* Dataset items:

********************

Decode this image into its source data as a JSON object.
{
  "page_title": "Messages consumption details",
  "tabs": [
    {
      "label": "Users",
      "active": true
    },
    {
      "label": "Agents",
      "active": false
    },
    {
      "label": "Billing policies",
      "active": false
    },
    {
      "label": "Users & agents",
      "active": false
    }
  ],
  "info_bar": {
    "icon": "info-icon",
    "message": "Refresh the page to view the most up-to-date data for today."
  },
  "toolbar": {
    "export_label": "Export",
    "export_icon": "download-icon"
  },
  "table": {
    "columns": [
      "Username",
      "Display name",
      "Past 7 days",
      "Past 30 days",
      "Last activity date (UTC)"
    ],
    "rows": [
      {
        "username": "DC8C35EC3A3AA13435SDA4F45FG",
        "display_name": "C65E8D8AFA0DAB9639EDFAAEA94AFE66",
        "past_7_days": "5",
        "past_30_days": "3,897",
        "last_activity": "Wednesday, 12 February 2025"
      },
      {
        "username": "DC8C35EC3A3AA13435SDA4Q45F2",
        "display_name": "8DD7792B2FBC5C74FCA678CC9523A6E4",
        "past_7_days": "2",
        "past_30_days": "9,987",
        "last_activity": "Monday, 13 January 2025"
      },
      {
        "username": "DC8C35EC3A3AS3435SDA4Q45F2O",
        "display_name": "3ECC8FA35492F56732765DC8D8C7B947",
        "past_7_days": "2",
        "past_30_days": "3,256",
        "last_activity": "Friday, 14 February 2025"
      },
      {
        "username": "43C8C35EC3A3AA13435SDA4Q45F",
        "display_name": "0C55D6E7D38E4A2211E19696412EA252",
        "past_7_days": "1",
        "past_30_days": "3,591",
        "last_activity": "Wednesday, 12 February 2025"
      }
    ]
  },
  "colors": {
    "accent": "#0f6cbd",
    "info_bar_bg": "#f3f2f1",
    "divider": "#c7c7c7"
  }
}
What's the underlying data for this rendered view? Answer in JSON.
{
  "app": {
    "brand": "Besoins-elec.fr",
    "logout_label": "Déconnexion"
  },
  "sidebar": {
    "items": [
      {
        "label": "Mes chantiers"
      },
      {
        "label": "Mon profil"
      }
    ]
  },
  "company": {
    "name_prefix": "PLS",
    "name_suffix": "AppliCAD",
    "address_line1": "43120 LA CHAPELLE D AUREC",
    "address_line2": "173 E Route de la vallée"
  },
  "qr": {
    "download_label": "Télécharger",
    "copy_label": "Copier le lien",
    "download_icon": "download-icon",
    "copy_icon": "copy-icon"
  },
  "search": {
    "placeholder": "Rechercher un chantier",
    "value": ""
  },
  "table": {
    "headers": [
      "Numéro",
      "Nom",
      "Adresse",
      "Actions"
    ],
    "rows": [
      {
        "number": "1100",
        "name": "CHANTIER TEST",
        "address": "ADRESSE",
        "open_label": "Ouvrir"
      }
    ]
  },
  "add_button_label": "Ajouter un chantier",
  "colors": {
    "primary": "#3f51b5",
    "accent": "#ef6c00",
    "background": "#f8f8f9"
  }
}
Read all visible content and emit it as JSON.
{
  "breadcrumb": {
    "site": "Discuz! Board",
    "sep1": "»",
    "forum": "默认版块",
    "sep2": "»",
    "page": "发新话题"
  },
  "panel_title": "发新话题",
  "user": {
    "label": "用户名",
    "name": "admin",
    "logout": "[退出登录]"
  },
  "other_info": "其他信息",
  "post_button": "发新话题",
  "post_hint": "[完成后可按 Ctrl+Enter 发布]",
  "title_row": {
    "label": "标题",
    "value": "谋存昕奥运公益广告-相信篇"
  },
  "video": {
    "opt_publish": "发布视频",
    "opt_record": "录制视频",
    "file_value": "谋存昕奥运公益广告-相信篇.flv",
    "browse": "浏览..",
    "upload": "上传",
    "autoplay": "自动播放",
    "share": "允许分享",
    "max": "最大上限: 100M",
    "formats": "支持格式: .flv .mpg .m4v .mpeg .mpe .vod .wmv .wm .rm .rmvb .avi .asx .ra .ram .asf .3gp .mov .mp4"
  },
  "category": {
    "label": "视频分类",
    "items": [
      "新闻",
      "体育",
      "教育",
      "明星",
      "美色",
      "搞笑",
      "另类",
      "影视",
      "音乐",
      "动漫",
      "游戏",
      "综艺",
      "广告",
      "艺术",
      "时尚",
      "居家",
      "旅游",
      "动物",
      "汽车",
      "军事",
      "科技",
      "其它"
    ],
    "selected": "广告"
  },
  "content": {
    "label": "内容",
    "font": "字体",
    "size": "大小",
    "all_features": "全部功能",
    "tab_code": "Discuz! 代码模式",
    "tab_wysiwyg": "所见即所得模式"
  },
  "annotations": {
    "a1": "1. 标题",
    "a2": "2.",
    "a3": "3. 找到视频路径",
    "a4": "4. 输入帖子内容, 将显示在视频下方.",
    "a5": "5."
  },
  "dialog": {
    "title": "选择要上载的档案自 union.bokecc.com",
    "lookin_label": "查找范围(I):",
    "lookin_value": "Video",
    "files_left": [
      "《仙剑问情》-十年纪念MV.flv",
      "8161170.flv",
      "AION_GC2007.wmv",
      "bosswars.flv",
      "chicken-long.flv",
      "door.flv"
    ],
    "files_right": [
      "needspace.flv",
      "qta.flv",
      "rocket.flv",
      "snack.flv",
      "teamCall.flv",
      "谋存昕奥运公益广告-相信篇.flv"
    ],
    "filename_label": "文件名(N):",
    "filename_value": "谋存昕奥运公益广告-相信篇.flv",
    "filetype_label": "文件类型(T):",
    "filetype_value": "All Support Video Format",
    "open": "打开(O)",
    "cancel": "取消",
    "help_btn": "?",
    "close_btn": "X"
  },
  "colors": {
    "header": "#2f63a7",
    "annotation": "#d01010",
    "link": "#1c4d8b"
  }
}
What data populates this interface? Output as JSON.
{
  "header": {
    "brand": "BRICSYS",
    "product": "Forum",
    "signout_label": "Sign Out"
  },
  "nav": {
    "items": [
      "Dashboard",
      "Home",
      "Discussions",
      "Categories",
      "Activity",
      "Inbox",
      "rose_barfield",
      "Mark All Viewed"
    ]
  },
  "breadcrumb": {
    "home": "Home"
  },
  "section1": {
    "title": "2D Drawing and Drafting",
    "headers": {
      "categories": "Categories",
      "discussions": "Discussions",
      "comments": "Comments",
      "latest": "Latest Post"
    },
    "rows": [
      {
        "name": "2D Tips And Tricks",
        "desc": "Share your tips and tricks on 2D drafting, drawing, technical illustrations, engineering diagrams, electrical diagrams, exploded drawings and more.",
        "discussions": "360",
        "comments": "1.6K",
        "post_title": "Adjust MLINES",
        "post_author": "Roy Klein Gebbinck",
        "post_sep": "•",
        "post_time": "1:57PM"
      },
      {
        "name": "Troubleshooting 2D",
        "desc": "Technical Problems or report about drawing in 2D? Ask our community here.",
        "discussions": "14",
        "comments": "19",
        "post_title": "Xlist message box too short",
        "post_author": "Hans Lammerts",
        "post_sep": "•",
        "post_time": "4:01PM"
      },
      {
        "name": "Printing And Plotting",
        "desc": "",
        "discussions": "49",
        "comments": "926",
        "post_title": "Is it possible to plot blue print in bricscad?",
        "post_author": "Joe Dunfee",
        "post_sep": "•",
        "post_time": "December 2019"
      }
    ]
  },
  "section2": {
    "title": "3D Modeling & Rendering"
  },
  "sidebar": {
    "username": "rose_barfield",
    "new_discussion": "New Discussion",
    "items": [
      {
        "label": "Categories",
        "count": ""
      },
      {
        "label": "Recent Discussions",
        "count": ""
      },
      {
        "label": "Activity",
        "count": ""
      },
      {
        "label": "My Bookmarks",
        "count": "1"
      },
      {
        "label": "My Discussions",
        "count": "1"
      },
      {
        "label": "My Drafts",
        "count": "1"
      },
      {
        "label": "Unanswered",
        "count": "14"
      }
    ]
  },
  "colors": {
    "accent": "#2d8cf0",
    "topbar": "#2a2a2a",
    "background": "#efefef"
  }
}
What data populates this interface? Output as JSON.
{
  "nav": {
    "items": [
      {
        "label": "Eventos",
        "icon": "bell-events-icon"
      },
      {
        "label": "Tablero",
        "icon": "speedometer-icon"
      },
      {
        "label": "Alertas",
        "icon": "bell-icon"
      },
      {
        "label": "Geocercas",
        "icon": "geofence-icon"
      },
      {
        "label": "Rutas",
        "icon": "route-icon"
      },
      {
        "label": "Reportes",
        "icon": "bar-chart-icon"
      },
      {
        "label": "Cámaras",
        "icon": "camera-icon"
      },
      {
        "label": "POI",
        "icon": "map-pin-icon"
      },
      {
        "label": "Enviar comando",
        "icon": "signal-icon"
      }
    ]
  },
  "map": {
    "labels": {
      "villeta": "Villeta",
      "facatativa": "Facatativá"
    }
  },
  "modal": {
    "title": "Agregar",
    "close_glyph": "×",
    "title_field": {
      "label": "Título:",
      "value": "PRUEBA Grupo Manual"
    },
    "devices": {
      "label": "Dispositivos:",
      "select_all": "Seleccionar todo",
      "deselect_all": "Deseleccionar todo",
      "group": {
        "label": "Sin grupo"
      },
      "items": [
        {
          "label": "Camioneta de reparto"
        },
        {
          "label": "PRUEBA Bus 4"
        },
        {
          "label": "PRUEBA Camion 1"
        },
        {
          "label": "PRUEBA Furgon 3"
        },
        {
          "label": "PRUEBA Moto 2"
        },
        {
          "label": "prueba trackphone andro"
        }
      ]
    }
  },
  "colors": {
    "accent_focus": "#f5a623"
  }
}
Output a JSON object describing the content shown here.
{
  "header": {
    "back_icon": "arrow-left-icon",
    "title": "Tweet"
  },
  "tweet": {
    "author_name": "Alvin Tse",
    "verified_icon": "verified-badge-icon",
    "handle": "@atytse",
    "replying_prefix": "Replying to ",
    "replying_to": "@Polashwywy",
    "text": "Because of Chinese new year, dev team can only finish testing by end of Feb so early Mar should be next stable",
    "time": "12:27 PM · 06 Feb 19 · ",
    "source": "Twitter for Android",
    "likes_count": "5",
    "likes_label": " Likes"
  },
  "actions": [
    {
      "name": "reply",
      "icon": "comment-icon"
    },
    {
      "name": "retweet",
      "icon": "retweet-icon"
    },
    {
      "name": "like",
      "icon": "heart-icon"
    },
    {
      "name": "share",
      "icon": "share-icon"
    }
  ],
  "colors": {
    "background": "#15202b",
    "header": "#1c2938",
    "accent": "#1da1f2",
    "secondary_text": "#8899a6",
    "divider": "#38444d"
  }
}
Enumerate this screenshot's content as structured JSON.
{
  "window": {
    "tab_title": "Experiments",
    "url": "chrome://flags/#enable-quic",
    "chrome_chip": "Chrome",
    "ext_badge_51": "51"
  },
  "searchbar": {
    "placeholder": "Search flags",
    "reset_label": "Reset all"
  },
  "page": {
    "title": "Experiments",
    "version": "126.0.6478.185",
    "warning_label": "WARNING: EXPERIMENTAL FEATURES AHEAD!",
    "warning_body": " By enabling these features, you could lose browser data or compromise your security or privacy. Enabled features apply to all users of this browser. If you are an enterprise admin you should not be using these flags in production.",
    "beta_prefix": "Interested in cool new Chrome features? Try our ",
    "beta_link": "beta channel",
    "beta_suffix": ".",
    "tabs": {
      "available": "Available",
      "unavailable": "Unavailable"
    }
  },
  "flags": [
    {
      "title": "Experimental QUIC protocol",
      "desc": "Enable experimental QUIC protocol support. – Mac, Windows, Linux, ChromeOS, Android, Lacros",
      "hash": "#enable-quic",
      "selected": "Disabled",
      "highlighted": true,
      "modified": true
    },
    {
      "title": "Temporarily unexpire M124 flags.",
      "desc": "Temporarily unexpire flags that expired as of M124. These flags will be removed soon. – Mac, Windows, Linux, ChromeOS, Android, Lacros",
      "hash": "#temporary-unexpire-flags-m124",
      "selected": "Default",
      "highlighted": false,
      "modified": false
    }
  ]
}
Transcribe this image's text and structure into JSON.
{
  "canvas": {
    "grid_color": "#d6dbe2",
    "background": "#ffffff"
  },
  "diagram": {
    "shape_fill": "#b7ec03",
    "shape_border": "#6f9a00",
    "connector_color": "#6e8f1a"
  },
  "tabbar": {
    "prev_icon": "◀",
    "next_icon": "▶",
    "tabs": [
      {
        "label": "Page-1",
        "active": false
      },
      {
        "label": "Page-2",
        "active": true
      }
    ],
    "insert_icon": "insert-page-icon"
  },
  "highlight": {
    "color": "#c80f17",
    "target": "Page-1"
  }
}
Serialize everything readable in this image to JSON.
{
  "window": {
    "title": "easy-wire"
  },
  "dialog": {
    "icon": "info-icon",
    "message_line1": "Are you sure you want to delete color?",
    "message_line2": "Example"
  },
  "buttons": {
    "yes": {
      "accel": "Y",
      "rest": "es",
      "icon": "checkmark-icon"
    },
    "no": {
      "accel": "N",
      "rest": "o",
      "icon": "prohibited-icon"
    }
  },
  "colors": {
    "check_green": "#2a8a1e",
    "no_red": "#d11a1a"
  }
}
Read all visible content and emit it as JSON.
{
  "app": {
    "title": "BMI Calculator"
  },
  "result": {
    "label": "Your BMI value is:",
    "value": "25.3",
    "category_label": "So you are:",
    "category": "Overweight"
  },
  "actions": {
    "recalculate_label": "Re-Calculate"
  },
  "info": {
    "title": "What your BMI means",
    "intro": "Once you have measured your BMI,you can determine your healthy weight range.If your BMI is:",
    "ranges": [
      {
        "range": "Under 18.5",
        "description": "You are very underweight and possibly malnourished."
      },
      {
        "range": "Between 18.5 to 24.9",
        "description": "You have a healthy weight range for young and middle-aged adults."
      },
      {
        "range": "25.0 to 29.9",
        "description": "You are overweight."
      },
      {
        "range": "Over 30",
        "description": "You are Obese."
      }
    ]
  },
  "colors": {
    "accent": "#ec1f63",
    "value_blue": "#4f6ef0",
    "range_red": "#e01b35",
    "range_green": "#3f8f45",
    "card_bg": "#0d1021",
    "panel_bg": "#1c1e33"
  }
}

********************

* Given exercise: For each line in the data above that contains the string "healthy", extract the line.

* Correct response:
    "intro": "Once you have measured your BMI,you can determine your healthy weight range.If your BMI is:",
        "description": "You have a healthy weight range for young and middle-aged adults."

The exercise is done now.